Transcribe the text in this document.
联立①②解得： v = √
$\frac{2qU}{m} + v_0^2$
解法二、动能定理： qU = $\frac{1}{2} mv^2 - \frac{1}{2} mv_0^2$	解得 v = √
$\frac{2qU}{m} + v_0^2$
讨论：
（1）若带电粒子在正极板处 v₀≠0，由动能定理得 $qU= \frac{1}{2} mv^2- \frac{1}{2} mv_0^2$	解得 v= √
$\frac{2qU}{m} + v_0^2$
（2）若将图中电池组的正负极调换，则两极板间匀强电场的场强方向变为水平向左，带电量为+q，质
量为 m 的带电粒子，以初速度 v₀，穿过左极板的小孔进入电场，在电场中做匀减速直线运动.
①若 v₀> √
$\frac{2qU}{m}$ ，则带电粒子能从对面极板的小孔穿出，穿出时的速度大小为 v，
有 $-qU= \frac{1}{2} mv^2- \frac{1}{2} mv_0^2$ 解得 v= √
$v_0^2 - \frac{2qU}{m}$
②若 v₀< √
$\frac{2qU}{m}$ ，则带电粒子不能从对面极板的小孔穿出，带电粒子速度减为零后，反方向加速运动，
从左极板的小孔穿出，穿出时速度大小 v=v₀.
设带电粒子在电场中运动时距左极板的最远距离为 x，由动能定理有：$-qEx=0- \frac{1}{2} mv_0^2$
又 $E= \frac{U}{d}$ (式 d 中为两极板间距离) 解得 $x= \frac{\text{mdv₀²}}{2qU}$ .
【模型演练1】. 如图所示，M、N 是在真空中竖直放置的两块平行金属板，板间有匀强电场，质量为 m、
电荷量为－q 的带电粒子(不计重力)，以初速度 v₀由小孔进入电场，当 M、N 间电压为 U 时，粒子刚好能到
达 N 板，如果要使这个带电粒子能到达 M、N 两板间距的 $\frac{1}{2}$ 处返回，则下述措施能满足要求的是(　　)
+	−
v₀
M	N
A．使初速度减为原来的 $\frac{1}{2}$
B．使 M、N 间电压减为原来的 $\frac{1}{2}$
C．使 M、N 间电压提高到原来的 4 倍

==

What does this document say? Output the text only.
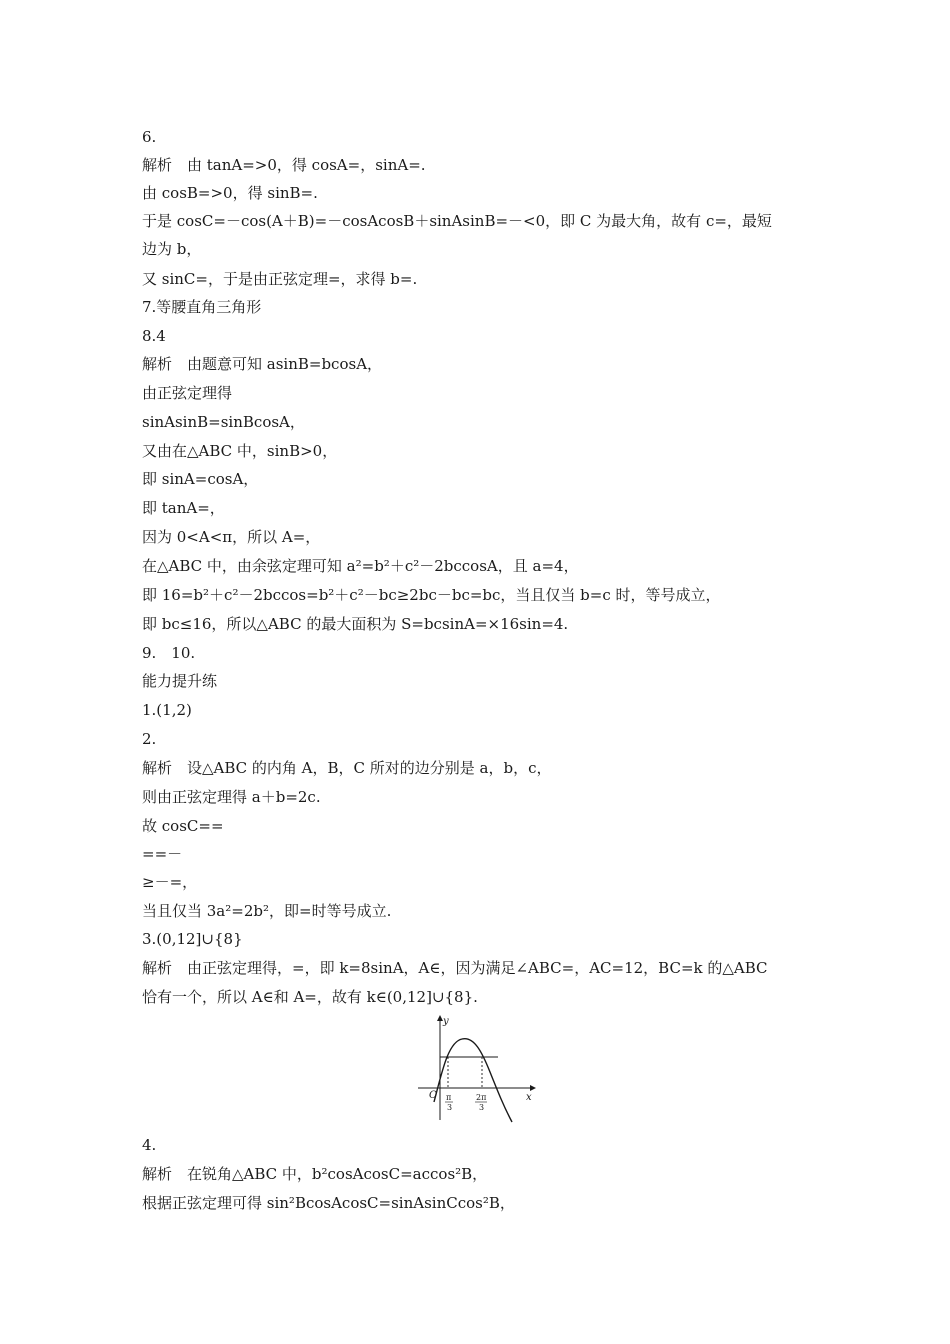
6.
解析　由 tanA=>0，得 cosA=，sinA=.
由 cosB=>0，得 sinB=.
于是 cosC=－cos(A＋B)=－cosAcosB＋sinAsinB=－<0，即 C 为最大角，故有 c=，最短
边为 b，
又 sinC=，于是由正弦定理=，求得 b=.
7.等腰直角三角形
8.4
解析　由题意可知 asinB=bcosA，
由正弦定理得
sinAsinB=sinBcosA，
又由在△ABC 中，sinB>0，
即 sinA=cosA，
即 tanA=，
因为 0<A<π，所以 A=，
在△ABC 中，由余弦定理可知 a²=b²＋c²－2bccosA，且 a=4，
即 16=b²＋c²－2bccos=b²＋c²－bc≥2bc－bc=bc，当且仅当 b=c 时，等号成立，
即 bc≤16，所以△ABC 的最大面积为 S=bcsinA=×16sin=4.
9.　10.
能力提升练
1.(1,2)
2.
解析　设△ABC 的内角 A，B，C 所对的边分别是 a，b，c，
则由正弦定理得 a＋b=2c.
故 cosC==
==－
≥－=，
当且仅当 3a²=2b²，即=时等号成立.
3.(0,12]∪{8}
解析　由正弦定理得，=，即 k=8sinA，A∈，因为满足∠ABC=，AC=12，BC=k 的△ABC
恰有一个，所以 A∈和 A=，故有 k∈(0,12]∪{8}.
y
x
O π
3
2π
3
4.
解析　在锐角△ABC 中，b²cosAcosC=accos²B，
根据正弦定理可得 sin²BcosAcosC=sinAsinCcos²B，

Prompt -> Filter the listing for the word "sinAsinB" and copy every line that holds it.

The reply ->
于是 cosC=－cos(A＋B)=－cosAcosB＋sinAsinB=－<0，即 C 为最大角，故有 c=，最短
sinAsinB=sinBcosA，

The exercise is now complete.